> [Stated goal]:
Each line of the data that includes the string "channel" is to be copied out.
>> Start
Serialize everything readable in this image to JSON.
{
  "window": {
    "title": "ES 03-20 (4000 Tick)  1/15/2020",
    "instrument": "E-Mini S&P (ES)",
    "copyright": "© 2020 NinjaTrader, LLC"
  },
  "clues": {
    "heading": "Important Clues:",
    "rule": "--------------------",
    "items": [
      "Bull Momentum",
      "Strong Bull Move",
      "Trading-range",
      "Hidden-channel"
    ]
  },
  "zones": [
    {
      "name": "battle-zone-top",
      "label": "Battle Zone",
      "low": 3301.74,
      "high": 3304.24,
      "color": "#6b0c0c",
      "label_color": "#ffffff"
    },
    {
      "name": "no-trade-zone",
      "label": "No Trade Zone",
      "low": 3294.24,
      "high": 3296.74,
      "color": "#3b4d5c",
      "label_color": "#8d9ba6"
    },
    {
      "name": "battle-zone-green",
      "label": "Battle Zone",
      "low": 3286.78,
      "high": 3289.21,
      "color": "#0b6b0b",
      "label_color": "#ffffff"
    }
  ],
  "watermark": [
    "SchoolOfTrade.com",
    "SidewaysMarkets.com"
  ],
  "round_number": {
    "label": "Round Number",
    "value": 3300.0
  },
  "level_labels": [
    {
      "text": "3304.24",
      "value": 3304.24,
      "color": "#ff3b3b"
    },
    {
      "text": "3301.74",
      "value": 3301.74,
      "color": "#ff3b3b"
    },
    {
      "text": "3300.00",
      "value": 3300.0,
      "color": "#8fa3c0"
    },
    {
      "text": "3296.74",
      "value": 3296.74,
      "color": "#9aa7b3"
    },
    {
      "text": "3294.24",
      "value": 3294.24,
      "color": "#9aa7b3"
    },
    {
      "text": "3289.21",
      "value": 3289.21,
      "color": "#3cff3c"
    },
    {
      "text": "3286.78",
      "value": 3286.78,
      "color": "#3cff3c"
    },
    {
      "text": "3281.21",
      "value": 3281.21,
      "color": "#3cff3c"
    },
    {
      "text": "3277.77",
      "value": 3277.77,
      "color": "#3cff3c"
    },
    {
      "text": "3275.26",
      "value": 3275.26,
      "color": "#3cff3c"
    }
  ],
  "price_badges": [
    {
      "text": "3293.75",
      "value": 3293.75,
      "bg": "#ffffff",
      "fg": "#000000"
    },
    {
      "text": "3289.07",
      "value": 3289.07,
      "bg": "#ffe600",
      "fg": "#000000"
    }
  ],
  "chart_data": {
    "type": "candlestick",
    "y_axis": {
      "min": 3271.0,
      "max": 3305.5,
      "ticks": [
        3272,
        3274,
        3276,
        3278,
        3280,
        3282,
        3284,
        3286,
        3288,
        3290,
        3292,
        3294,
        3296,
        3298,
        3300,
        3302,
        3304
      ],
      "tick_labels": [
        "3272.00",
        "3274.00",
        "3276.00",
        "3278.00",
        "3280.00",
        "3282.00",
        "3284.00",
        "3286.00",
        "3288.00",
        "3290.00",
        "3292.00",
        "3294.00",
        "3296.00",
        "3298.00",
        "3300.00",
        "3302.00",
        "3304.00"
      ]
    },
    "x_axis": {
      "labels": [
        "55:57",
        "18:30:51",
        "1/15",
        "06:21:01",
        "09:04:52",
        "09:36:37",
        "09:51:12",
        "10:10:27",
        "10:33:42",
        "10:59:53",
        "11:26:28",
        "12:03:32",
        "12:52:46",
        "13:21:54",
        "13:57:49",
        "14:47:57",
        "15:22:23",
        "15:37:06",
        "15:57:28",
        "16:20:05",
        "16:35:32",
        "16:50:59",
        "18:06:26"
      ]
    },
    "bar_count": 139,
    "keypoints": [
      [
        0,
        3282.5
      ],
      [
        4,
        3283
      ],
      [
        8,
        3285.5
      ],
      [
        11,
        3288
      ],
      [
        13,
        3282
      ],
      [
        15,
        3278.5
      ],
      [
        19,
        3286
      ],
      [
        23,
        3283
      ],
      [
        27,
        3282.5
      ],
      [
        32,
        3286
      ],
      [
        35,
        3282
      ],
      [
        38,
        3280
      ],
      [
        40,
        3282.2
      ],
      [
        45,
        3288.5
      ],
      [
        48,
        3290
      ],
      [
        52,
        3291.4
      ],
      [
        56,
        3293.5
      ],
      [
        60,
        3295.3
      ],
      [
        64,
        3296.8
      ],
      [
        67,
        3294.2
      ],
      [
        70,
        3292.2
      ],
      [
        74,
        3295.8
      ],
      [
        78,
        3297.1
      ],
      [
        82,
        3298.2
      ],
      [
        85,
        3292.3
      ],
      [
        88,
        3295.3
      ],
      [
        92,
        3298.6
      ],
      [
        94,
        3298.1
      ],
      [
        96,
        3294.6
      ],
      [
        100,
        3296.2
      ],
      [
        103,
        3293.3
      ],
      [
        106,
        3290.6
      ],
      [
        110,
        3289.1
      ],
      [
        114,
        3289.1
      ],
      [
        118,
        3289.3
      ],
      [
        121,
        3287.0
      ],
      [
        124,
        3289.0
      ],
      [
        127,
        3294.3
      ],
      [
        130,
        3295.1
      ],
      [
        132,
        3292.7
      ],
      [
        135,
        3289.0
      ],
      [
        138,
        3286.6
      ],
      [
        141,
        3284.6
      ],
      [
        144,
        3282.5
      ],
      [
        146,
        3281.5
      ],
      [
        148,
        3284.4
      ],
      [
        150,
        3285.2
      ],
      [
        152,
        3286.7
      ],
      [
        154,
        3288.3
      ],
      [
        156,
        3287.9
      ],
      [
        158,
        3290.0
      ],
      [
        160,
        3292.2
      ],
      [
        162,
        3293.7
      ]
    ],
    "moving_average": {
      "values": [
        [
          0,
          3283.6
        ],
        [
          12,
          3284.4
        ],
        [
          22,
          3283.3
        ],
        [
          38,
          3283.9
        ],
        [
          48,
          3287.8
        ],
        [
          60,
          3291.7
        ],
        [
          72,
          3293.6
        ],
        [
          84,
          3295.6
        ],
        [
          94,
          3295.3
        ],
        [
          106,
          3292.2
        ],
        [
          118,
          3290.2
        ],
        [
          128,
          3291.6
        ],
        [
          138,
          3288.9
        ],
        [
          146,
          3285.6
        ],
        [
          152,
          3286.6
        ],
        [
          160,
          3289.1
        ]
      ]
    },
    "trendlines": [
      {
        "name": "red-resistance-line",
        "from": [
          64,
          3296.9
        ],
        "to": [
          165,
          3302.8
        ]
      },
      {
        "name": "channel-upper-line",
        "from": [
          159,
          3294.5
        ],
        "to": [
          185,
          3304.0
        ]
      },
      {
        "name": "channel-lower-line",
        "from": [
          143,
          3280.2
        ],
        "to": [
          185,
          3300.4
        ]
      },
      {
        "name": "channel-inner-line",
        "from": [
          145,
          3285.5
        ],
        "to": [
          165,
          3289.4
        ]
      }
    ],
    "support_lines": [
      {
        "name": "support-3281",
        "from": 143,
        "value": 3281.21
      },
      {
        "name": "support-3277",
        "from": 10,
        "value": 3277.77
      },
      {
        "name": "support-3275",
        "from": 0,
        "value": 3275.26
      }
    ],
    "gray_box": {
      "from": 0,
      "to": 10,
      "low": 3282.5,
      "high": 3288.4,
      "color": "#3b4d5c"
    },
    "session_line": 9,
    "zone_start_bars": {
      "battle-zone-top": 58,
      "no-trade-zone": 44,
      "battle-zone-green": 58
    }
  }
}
>> End
> [Task response]:
      "Hidden-channel"
        "name": "channel-upper-line",
        "name": "channel-lower-line",
        "name": "channel-inner-line",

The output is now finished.